- **YOUR OBJECTIVE**: Copy the records below word for word, leaving out the pictures.

- **RECORDS SUPPLIED**:
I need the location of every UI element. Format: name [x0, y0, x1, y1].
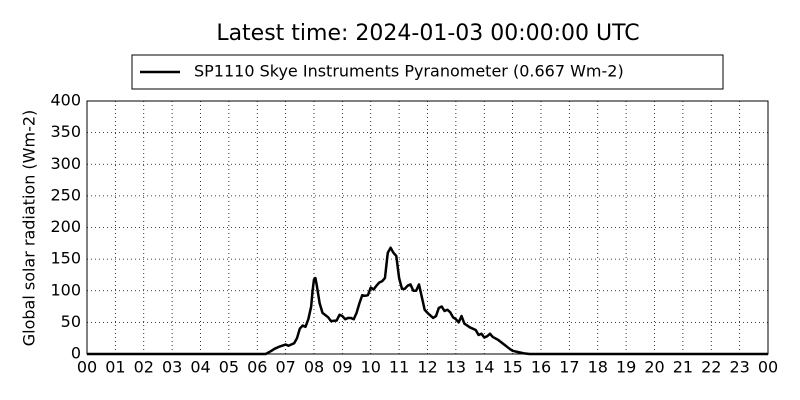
legend-label: SP1110 Skye Instruments Pyranometer (0.6… [194, 62, 624, 81]
x-tick-label: 21 [673, 358, 693, 377]
x-tick-label: 12 [417, 358, 437, 377]
x-tick-label: 00 [77, 358, 97, 377]
x-tick-label: 20 [644, 358, 664, 377]
legend-box [131, 54, 724, 90]
x-tick-label: 17 [559, 358, 579, 377]
x-tick-label: 23 [729, 358, 749, 377]
y-tick-label: 300 [50, 154, 81, 173]
x-tick-label: 19 [616, 358, 636, 377]
chart-title: Latest time: 2024-01-03 00:00:00 UTC [216, 21, 639, 46]
x-tick-label: 04 [190, 358, 210, 377]
x-tick-label: 18 [588, 358, 608, 377]
x-tick-label: 22 [701, 358, 721, 377]
y-tick-label: 100 [50, 280, 81, 299]
x-tick-label: 00 [758, 358, 778, 377]
y-tick-label: 250 [50, 185, 81, 204]
y-tick-label: 400 [50, 91, 81, 110]
y-tick-label: 350 [50, 122, 81, 141]
x-tick-label: 02 [134, 358, 154, 377]
x-tick-label: 11 [389, 358, 409, 377]
x-tick-label: 10 [361, 358, 381, 377]
x-tick-label: 03 [162, 358, 182, 377]
y-tick-label: 0 [71, 344, 81, 363]
data-line [87, 246, 768, 356]
y-axis-label: Global solar radiation (Wm-2) [20, 110, 39, 347]
x-tick-label: 09 [332, 358, 352, 377]
x-tick-label: 05 [219, 358, 239, 377]
x-tick-label: 16 [531, 358, 551, 377]
y-tick-label: 200 [50, 217, 81, 236]
x-tick-label: 01 [105, 358, 125, 377]
x-tick-label: 13 [446, 358, 466, 377]
x-tick-label: 08 [304, 358, 324, 377]
x-tick-label: 06 [247, 358, 267, 377]
x-tick-label: 07 [275, 358, 295, 377]
y-tick-label: 50 [61, 312, 81, 331]
y-tick-label: 150 [50, 249, 81, 268]
plot-frame [86, 100, 769, 355]
x-tick-label: 15 [502, 358, 522, 377]
x-tick-label: 14 [474, 358, 494, 377]
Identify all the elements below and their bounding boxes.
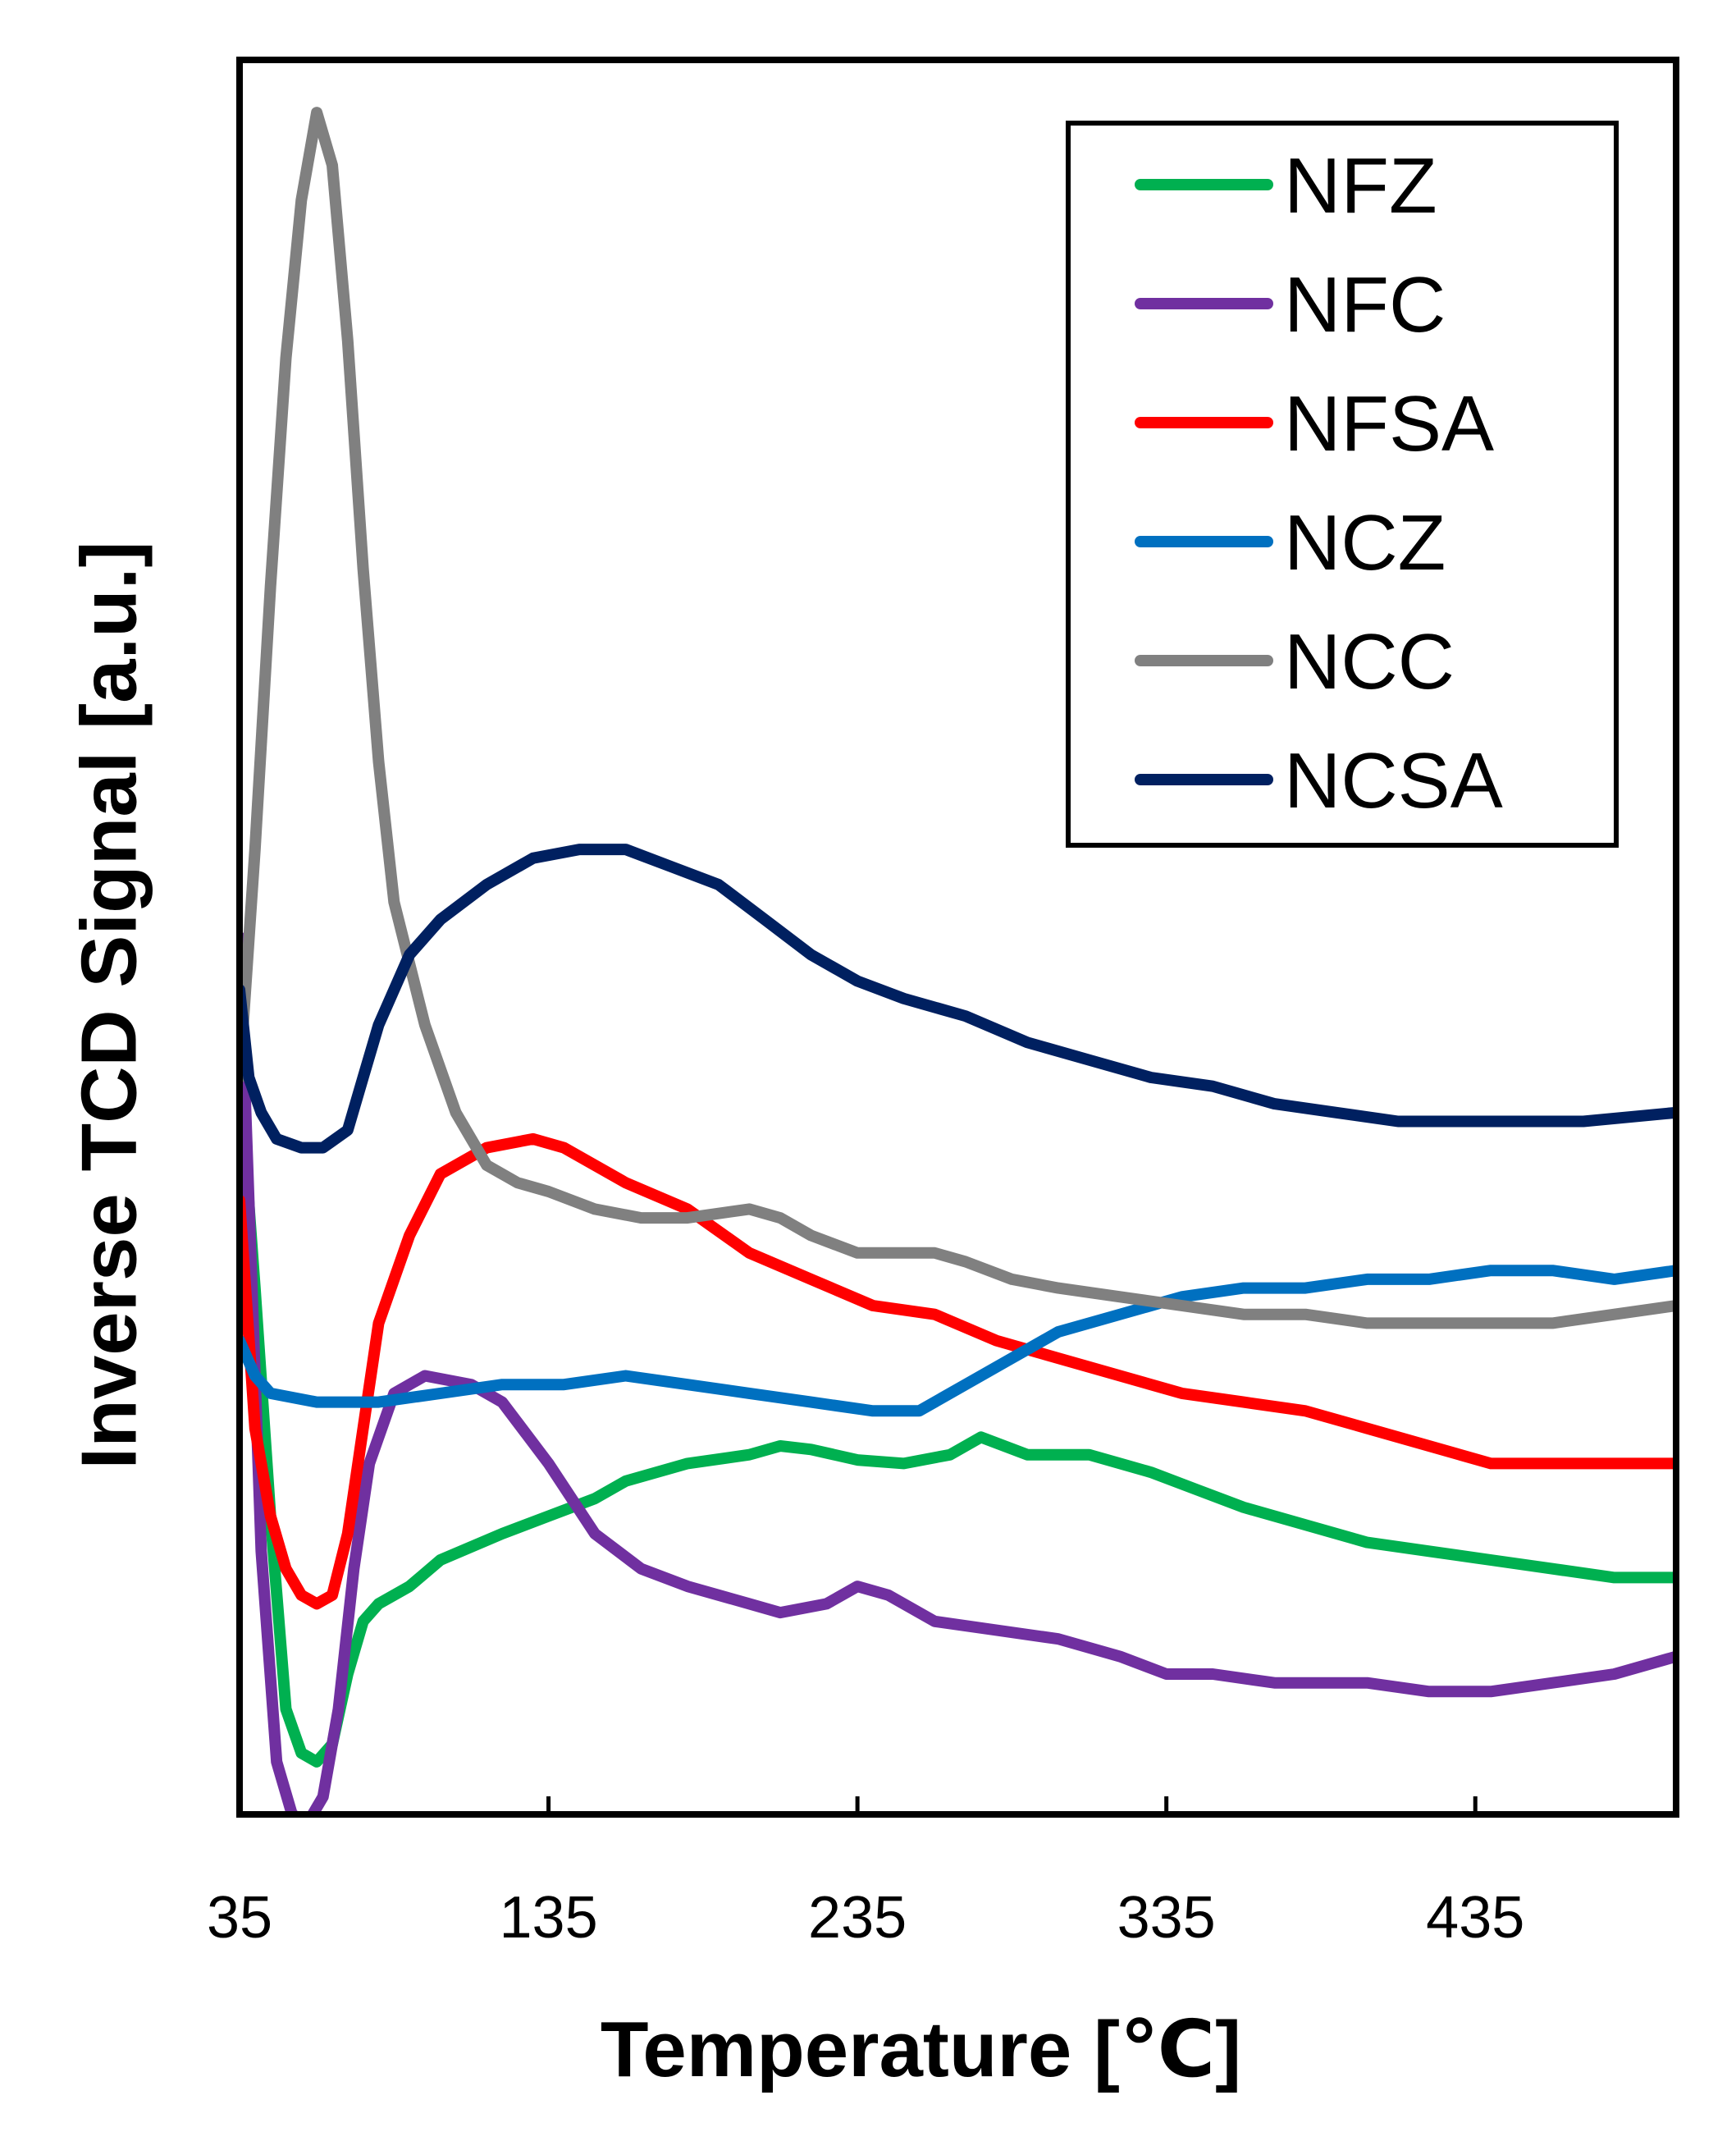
- legend-label: NCZ: [1284, 499, 1446, 587]
- x-tick-label: 35: [207, 1885, 272, 1951]
- legend-item-ncsa: NCSA: [1135, 737, 1503, 825]
- legend-item-nfc: NFC: [1135, 261, 1446, 349]
- plot-frame: [236, 57, 1679, 1818]
- legend: NFZ NFC NFSA NCZ NCC NCSA: [1066, 121, 1619, 848]
- series-line-ncc: [240, 107, 1676, 1329]
- legend-item-nfsa: NFSA: [1135, 380, 1494, 468]
- legend-label: NFSA: [1284, 380, 1494, 468]
- legend-items: NFZ NFC NFSA NCZ NCC NCSA: [1135, 142, 1503, 825]
- series-line-nfsa: [240, 1132, 1676, 1610]
- legend-label: NCSA: [1284, 737, 1503, 825]
- legend-box: [1066, 121, 1619, 848]
- x-tick-label: 235: [808, 1885, 907, 1951]
- x-axis-title: Temperature [℃]: [601, 2006, 1241, 2093]
- legend-label: NCC: [1284, 618, 1455, 706]
- series-layer: [240, 107, 1676, 1814]
- series-line-ncz: [240, 1265, 1676, 1417]
- x-tick-label: 435: [1426, 1885, 1524, 1951]
- legend-item-ncc: NCC: [1135, 618, 1455, 706]
- x-tick-label: 335: [1117, 1885, 1216, 1951]
- series-line-ncsa: [240, 844, 1676, 1154]
- x-tick-label: 135: [499, 1885, 597, 1951]
- legend-label: NFZ: [1284, 142, 1437, 230]
- y-axis-title: Inverse TCD Signal [a.u.]: [65, 542, 153, 1470]
- legend-label: NFC: [1284, 261, 1446, 349]
- legend-item-nfz: NFZ: [1135, 142, 1437, 230]
- x-axis-ticks: 35 135 235 335 435: [207, 1796, 1524, 1951]
- series-line-nfc: [240, 931, 1676, 1814]
- legend-item-ncz: NCZ: [1135, 499, 1446, 587]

- **RESULT OF THIS TASK**:
I need the location of every UI element. Format: name [x0, y0, x1, y1].
legend-label: SP1110 Skye Instruments Pyranometer (0.6… [194, 62, 624, 81]
x-tick-label: 21 [673, 358, 693, 377]
x-tick-label: 12 [417, 358, 437, 377]
x-tick-label: 00 [77, 358, 97, 377]
x-tick-label: 20 [644, 358, 664, 377]
legend-box [131, 54, 724, 90]
x-tick-label: 17 [559, 358, 579, 377]
x-tick-label: 23 [729, 358, 749, 377]
y-tick-label: 300 [50, 154, 81, 173]
x-tick-label: 19 [616, 358, 636, 377]
chart-title: Latest time: 2024-01-03 00:00:00 UTC [216, 21, 639, 46]
x-tick-label: 04 [190, 358, 210, 377]
x-tick-label: 18 [588, 358, 608, 377]
x-tick-label: 22 [701, 358, 721, 377]
y-tick-label: 100 [50, 280, 81, 299]
x-tick-label: 00 [758, 358, 778, 377]
y-tick-label: 250 [50, 185, 81, 204]
y-tick-label: 400 [50, 91, 81, 110]
y-tick-label: 350 [50, 122, 81, 141]
x-tick-label: 02 [134, 358, 154, 377]
x-tick-label: 11 [389, 358, 409, 377]
x-tick-label: 10 [361, 358, 381, 377]
x-tick-label: 03 [162, 358, 182, 377]
y-tick-label: 0 [71, 344, 81, 363]
data-line [87, 246, 768, 356]
y-axis-label: Global solar radiation (Wm-2) [20, 110, 39, 347]
x-tick-label: 09 [332, 358, 352, 377]
x-tick-label: 05 [219, 358, 239, 377]
x-tick-label: 16 [531, 358, 551, 377]
y-tick-label: 200 [50, 217, 81, 236]
x-tick-label: 01 [105, 358, 125, 377]
x-tick-label: 13 [446, 358, 466, 377]
x-tick-label: 08 [304, 358, 324, 377]
x-tick-label: 06 [247, 358, 267, 377]
x-tick-label: 07 [275, 358, 295, 377]
y-tick-label: 50 [61, 312, 81, 331]
y-tick-label: 150 [50, 249, 81, 268]
plot-frame [86, 100, 769, 355]
x-tick-label: 15 [502, 358, 522, 377]
x-tick-label: 14 [474, 358, 494, 377]
Identify all the elements below and their bounding boxes.
- legend-label: NCZ: [1284, 499, 1446, 587]
- x-tick-label: 35: [207, 1885, 272, 1951]
- legend-item-ncsa: NCSA: [1135, 737, 1503, 825]
- legend-item-nfc: NFC: [1135, 261, 1446, 349]
- plot-frame: [236, 57, 1679, 1818]
- legend: NFZ NFC NFSA NCZ NCC NCSA: [1066, 121, 1619, 848]
- series-line-ncc: [240, 107, 1676, 1329]
- legend-item-nfsa: NFSA: [1135, 380, 1494, 468]
- legend-label: NFSA: [1284, 380, 1494, 468]
- legend-items: NFZ NFC NFSA NCZ NCC NCSA: [1135, 142, 1503, 825]
- series-line-nfsa: [240, 1132, 1676, 1610]
- legend-label: NCSA: [1284, 737, 1503, 825]
- legend-box: [1066, 121, 1619, 848]
- x-tick-label: 235: [808, 1885, 907, 1951]
- x-axis-title: Temperature [℃]: [601, 2006, 1241, 2093]
- legend-label: NCC: [1284, 618, 1455, 706]
- series-layer: [240, 107, 1676, 1814]
- series-line-ncz: [240, 1265, 1676, 1417]
- x-tick-label: 435: [1426, 1885, 1524, 1951]
- legend-item-ncc: NCC: [1135, 618, 1455, 706]
- x-tick-label: 335: [1117, 1885, 1216, 1951]
- series-line-ncsa: [240, 844, 1676, 1154]
- x-tick-label: 135: [499, 1885, 597, 1951]
- legend-label: NFZ: [1284, 142, 1437, 230]
- y-axis-title: Inverse TCD Signal [a.u.]: [65, 542, 153, 1470]
- legend-label: NFC: [1284, 261, 1446, 349]
- legend-item-nfz: NFZ: [1135, 142, 1437, 230]
- x-axis-ticks: 35 135 235 335 435: [207, 1796, 1524, 1951]
- series-line-nfc: [240, 931, 1676, 1814]
- legend-item-ncz: NCZ: [1135, 499, 1446, 587]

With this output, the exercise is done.